> Your task
Copy each line of the records that holds the string "communication".

> Records to use

++++++++++++++++++++

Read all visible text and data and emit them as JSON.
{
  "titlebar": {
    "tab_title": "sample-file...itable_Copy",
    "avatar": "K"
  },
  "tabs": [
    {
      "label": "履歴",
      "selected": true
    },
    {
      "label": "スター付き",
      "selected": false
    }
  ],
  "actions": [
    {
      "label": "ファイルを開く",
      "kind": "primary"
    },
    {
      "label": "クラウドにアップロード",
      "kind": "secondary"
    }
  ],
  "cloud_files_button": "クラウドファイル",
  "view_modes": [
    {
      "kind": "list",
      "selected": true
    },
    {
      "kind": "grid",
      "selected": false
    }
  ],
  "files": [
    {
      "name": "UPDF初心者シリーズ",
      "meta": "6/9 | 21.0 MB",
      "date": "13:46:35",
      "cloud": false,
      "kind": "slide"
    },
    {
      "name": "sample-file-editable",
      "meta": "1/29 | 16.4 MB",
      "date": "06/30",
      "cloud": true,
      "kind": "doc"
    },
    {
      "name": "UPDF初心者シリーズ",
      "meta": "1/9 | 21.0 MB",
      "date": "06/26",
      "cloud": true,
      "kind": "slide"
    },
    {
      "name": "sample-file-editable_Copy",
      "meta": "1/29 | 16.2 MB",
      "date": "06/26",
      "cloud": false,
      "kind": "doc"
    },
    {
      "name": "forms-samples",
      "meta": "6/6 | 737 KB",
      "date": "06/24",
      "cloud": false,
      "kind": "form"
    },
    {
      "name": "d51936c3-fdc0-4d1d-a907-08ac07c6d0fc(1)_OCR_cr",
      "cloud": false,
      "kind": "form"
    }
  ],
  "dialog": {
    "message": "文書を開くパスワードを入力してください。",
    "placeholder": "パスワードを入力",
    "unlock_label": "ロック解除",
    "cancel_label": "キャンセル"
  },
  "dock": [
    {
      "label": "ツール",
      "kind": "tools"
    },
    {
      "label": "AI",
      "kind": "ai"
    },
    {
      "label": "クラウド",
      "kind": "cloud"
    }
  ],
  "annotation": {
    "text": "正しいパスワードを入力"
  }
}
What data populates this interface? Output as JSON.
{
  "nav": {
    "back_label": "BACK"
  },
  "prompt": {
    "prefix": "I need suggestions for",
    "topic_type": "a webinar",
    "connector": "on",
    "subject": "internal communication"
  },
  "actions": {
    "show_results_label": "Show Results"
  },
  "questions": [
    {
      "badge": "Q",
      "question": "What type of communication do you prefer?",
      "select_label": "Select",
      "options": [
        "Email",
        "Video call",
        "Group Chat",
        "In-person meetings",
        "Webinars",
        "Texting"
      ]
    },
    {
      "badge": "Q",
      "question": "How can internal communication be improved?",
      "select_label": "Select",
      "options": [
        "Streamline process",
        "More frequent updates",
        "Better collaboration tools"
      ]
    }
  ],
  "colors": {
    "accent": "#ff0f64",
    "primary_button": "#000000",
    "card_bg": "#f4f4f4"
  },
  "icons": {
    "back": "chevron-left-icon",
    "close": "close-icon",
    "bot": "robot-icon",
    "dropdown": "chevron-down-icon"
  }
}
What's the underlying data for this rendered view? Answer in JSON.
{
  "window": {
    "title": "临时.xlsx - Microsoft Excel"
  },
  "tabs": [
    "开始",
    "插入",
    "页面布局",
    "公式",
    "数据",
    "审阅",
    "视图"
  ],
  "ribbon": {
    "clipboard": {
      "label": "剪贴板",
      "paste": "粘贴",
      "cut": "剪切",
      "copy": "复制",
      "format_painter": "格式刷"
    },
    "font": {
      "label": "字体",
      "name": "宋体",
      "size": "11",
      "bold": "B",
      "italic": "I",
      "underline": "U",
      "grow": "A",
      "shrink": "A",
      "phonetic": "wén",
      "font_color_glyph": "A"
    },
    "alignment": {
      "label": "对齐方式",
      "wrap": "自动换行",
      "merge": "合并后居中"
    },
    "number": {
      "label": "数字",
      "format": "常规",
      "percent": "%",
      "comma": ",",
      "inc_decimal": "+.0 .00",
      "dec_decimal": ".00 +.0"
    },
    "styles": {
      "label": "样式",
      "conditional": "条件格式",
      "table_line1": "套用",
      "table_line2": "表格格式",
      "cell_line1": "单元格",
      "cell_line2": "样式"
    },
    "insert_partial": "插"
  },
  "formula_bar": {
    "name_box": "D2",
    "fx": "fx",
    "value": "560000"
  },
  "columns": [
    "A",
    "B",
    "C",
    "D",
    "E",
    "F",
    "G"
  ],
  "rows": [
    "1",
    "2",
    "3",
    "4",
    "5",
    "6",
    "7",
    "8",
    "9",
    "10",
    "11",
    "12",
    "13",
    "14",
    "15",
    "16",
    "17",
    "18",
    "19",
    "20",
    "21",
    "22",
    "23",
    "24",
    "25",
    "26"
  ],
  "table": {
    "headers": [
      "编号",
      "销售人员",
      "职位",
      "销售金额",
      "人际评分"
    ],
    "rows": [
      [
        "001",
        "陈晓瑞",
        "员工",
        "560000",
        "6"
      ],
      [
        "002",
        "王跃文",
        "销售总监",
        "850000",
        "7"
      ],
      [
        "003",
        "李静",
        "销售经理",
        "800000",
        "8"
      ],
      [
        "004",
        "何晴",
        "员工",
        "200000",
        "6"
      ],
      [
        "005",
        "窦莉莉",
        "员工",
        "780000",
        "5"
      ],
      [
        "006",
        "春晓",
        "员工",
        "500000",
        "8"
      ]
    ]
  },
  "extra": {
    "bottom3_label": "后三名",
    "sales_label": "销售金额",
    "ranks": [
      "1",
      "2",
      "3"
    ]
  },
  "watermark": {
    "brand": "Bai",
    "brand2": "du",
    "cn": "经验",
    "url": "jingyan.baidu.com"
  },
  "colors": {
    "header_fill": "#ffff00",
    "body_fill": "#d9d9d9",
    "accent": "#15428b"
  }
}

++++++++++++++++++++

> Written response
    "subject": "internal communication"
      "question": "What type of communication do you prefer?",
      "question": "How can internal communication be improved?",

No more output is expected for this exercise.